[Material to process start]
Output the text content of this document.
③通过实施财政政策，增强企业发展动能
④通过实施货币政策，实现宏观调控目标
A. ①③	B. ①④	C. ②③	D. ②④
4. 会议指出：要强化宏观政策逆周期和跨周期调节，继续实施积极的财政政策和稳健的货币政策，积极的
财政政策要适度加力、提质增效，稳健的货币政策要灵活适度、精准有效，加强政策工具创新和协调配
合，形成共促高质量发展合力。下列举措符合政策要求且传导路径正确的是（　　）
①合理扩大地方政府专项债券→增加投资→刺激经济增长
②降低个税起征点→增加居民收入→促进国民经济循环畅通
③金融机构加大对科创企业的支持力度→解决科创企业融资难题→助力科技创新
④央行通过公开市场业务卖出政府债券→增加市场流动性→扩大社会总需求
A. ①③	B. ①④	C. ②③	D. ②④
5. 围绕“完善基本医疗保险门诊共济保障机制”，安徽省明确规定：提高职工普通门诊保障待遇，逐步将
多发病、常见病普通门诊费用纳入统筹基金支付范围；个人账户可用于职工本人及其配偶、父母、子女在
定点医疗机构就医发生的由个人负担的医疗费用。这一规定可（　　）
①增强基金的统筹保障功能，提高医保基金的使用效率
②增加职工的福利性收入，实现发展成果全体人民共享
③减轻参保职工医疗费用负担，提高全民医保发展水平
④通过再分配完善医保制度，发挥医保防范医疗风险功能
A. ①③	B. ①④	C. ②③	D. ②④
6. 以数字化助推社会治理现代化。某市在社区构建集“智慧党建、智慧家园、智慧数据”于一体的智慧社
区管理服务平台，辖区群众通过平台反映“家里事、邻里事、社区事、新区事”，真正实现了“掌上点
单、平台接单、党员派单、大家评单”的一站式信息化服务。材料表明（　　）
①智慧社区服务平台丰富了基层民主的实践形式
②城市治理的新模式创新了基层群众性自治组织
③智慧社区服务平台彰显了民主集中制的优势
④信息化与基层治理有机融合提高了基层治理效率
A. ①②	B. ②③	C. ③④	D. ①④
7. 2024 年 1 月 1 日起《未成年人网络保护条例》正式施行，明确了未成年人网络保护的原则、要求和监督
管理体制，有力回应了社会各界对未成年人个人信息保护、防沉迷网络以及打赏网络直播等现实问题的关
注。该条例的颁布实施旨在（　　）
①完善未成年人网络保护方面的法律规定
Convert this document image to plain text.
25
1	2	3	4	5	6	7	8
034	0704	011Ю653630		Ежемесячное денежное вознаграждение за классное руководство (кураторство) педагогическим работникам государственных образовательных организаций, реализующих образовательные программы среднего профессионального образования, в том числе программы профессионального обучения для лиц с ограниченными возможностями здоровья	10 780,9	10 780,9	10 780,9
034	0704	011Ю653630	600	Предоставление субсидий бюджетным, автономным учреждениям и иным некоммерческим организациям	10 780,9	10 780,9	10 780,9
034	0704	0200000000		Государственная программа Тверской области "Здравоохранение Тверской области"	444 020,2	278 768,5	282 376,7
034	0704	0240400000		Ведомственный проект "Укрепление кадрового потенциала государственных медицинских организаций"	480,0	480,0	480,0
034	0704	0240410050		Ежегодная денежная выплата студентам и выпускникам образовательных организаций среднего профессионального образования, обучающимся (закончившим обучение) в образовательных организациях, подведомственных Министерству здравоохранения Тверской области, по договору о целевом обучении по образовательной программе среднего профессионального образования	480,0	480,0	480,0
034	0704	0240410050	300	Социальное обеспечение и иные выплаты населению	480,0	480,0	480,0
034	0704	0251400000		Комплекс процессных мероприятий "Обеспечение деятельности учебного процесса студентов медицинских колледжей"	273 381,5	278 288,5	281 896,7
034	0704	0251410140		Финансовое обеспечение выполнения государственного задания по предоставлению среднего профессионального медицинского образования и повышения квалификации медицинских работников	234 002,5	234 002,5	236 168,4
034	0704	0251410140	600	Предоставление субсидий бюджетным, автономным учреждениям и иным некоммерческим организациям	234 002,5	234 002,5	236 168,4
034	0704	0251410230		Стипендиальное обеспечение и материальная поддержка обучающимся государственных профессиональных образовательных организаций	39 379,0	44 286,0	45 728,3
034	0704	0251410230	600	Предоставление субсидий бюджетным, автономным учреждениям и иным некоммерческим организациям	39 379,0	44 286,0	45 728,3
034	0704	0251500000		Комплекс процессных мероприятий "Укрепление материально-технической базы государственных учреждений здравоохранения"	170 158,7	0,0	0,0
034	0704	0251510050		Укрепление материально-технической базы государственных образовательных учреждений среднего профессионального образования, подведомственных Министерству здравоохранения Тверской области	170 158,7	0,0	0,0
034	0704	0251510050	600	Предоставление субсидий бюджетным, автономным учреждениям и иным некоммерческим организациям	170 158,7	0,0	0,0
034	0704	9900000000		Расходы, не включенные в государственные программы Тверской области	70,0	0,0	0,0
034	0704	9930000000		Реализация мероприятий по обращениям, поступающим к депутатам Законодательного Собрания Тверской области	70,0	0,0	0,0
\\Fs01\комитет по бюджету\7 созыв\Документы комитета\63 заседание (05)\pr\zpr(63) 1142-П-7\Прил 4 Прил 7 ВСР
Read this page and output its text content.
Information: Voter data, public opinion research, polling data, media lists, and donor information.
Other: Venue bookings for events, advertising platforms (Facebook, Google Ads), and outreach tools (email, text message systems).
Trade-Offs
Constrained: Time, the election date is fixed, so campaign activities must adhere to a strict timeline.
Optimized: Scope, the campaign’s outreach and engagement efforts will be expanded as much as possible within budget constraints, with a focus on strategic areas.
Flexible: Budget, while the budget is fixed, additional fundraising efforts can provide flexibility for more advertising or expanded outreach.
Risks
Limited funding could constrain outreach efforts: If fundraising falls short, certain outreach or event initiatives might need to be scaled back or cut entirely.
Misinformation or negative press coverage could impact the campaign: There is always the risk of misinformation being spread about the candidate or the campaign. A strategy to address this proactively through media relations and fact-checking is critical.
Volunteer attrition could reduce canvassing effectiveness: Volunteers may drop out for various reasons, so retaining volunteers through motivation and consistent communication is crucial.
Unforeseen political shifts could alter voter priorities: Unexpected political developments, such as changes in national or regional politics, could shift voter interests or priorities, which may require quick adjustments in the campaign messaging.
[Material to process end]
> **Exercise description**:
Write out every line of the preceding listing that contains "мероприятий".

> **Final result**:
034	0704	0251400000		Комплекс процессных мероприятий "Обеспечение деятельности учебного процесса студентов медицинских колледжей"	273 381,5	278 288,5	281 896,7
034	0704	0251500000		Комплекс процессных мероприятий "Укрепление материально-технической базы государственных учреждений здравоохранения"	170 158,7	0,0	0,0
034	0704	9930000000		Реализация мероприятий по обращениям, поступающим к депутатам Законодательного Собрания Тверской области	70,0	0,0	0,0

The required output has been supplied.